— begin SUPPLIED RECORDS —

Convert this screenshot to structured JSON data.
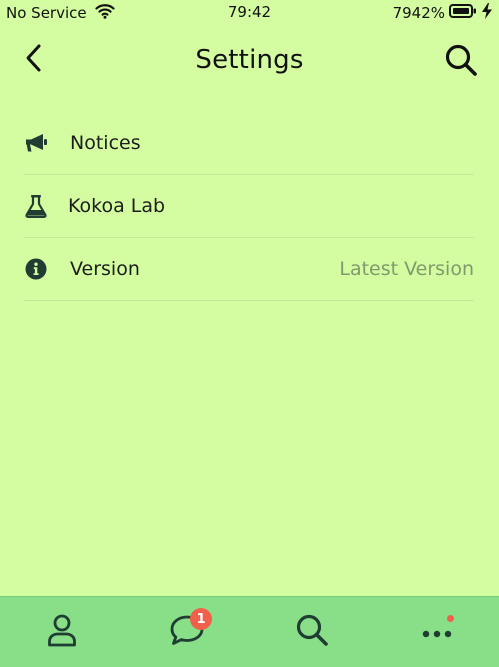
{
  "status_bar": {
    "carrier": "No Service",
    "time": "79:42",
    "battery_percent": "7942%",
    "icons": [
      "wifi-icon",
      "battery-icon",
      "charging-bolt-icon"
    ]
  },
  "header": {
    "title": "Settings",
    "back_icon": "chevron-left-icon",
    "search_icon": "search-icon"
  },
  "settings": {
    "items": [
      {
        "icon": "megaphone-icon",
        "label": "Notices"
      },
      {
        "icon": "flask-icon",
        "label": "Kokoa Lab"
      },
      {
        "icon": "info-icon",
        "label": "Version",
        "value": "Latest Version"
      }
    ]
  },
  "tabbar": {
    "tabs": [
      {
        "icon": "person-icon"
      },
      {
        "icon": "chat-bubble-icon",
        "badge": "1"
      },
      {
        "icon": "search-icon"
      },
      {
        "icon": "more-icon",
        "has_dot": true
      }
    ]
  },
  "colors": {
    "background": "#d4fca0",
    "tabbar": "#88df88",
    "icon": "#1f3d33",
    "badge": "#f0604a",
    "muted_text": "#7f9a6d"
  }
}
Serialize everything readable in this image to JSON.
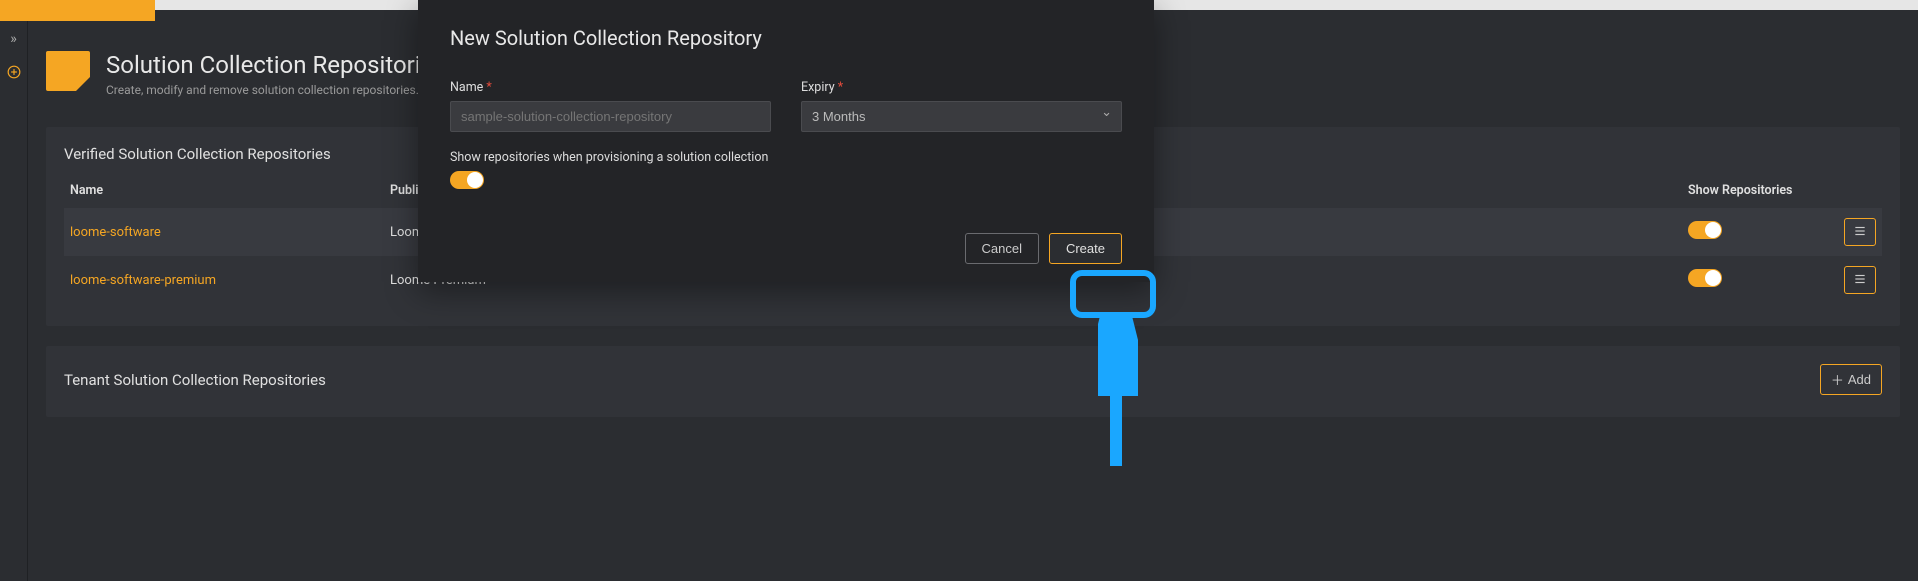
{
  "page": {
    "title": "Solution Collection Repositories",
    "subtitle": "Create, modify and remove solution collection repositories."
  },
  "verified": {
    "heading": "Verified Solution Collection Repositories",
    "columns": {
      "name": "Name",
      "publisher": "Publishers",
      "show": "Show Repositories"
    },
    "rows": [
      {
        "name": "loome-software",
        "publisher": "Loome Software"
      },
      {
        "name": "loome-software-premium",
        "publisher": "Loome Premium"
      }
    ]
  },
  "tenant": {
    "heading": "Tenant Solution Collection Repositories",
    "add_label": "Add"
  },
  "modal": {
    "title": "New Solution Collection Repository",
    "name_label": "Name",
    "name_placeholder": "sample-solution-collection-repository",
    "expiry_label": "Expiry",
    "expiry_value": "3 Months",
    "show_label": "Show repositories when provisioning a solution collection",
    "cancel_label": "Cancel",
    "create_label": "Create"
  }
}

— end SUPPLIED RECORDS —

◆ **STATED PROBLEM**
Pictures must be left out. Repeat exactly the lines from the one containing "Serialize everything readable" through the final line of the data.

◆ **FINISHED TASK**
Serialize everything readable in this image to JSON.
{
  "page": {
    "title": "Solution Collection Repositories",
    "subtitle": "Create, modify and remove solution collection repositories."
  },
  "verified": {
    "heading": "Verified Solution Collection Repositories",
    "columns": {
      "name": "Name",
      "publisher": "Publishers",
      "show": "Show Repositories"
    },
    "rows": [
      {
        "name": "loome-software",
        "publisher": "Loome Software"
      },
      {
        "name": "loome-software-premium",
        "publisher": "Loome Premium"
      }
    ]
  },
  "tenant": {
    "heading": "Tenant Solution Collection Repositories",
    "add_label": "Add"
  },
  "modal": {
    "title": "New Solution Collection Repository",
    "name_label": "Name",
    "name_placeholder": "sample-solution-collection-repository",
    "expiry_label": "Expiry",
    "expiry_value": "3 Months",
    "show_label": "Show repositories when provisioning a solution collection",
    "cancel_label": "Cancel",
    "create_label": "Create"
  }
}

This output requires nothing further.